+++ Stored records

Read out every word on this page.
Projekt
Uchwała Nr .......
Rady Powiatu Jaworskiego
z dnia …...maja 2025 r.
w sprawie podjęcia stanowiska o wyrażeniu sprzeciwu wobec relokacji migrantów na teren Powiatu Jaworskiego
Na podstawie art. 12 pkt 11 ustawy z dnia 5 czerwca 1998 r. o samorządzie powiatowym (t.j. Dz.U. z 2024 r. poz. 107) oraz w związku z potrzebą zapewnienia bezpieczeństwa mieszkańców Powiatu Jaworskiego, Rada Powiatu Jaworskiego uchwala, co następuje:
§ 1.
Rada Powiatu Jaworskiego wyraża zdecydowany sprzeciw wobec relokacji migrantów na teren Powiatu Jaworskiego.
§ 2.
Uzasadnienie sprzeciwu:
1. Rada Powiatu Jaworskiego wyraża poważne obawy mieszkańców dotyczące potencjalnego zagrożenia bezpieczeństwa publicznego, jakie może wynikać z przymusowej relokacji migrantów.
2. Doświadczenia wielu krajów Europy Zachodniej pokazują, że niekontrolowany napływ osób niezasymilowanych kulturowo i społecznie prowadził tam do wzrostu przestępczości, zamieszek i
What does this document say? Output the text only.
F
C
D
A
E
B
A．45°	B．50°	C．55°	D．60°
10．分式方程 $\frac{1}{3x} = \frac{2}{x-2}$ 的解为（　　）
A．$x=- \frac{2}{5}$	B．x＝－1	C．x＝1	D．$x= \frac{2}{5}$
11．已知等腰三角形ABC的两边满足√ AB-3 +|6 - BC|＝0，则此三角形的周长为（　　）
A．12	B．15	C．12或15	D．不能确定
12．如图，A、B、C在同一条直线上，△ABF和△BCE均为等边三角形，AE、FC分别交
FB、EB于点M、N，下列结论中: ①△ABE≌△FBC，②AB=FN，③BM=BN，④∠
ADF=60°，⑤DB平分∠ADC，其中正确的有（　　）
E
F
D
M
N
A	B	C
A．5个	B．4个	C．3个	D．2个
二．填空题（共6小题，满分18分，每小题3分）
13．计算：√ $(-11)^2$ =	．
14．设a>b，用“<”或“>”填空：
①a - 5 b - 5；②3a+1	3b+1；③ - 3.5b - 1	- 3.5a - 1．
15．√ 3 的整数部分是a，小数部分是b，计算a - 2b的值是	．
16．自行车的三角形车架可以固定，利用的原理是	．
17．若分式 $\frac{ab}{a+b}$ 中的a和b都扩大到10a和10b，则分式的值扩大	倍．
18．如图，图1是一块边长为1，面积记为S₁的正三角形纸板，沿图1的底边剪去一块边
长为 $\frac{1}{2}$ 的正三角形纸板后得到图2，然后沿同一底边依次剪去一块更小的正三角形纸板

++++++

* [Work required]: Transcribe every entry exactly, omitting nothing.

* [Result of the exercise]:
Read out every word on this page.
Projekt
Uchwała Nr .......
Rady Powiatu Jaworskiego
z dnia …...maja 2025 r.
w sprawie podjęcia stanowiska o wyrażeniu sprzeciwu wobec relokacji migrantów na teren Powiatu Jaworskiego
Na podstawie art. 12 pkt 11 ustawy z dnia 5 czerwca 1998 r. o samorządzie powiatowym (t.j. Dz.U. z 2024 r. poz. 107) oraz w związku z potrzebą zapewnienia bezpieczeństwa mieszkańców Powiatu Jaworskiego, Rada Powiatu Jaworskiego uchwala, co następuje:
§ 1.
Rada Powiatu Jaworskiego wyraża zdecydowany sprzeciw wobec relokacji migrantów na teren Powiatu Jaworskiego.
§ 2.
Uzasadnienie sprzeciwu:
1. Rada Powiatu Jaworskiego wyraża poważne obawy mieszkańców dotyczące potencjalnego zagrożenia bezpieczeństwa publicznego, jakie może wynikać z przymusowej relokacji migrantów.
2. Doświadczenia wielu krajów Europy Zachodniej pokazują, że niekontrolowany napływ osób niezasymilowanych kulturowo i społecznie prowadził tam do wzrostu przestępczości, zamieszek i
What does this document say? Output the text only.
F
C
D
A
E
B
A．45°	B．50°	C．55°	D．60°
10．分式方程 $\frac{1}{3x} = \frac{2}{x-2}$ 的解为（　　）
A．$x=- \frac{2}{5}$	B．x＝－1	C．x＝1	D．$x= \frac{2}{5}$
11．已知等腰三角形ABC的两边满足√ AB-3 +|6 - BC|＝0，则此三角形的周长为（　　）
A．12	B．15	C．12或15	D．不能确定
12．如图，A、B、C在同一条直线上，△ABF和△BCE均为等边三角形，AE、FC分别交
FB、EB于点M、N，下列结论中: ①△ABE≌△FBC，②AB=FN，③BM=BN，④∠
ADF=60°，⑤DB平分∠ADC，其中正确的有（　　）
E
F
D
M
N
A	B	C
A．5个	B．4个	C．3个	D．2个
二．填空题（共6小题，满分18分，每小题3分）
13．计算：√ $(-11)^2$ =	．
14．设a>b，用“<”或“>”填空：
①a - 5 b - 5；②3a+1	3b+1；③ - 3.5b - 1	- 3.5a - 1．
15．√ 3 的整数部分是a，小数部分是b，计算a - 2b的值是	．
16．自行车的三角形车架可以固定，利用的原理是	．
17．若分式 $\frac{ab}{a+b}$ 中的a和b都扩大到10a和10b，则分式的值扩大	倍．
18．如图，图1是一块边长为1，面积记为S₁的正三角形纸板，沿图1的底边剪去一块边
长为 $\frac{1}{2}$ 的正三角形纸板后得到图2，然后沿同一底边依次剪去一块更小的正三角形纸板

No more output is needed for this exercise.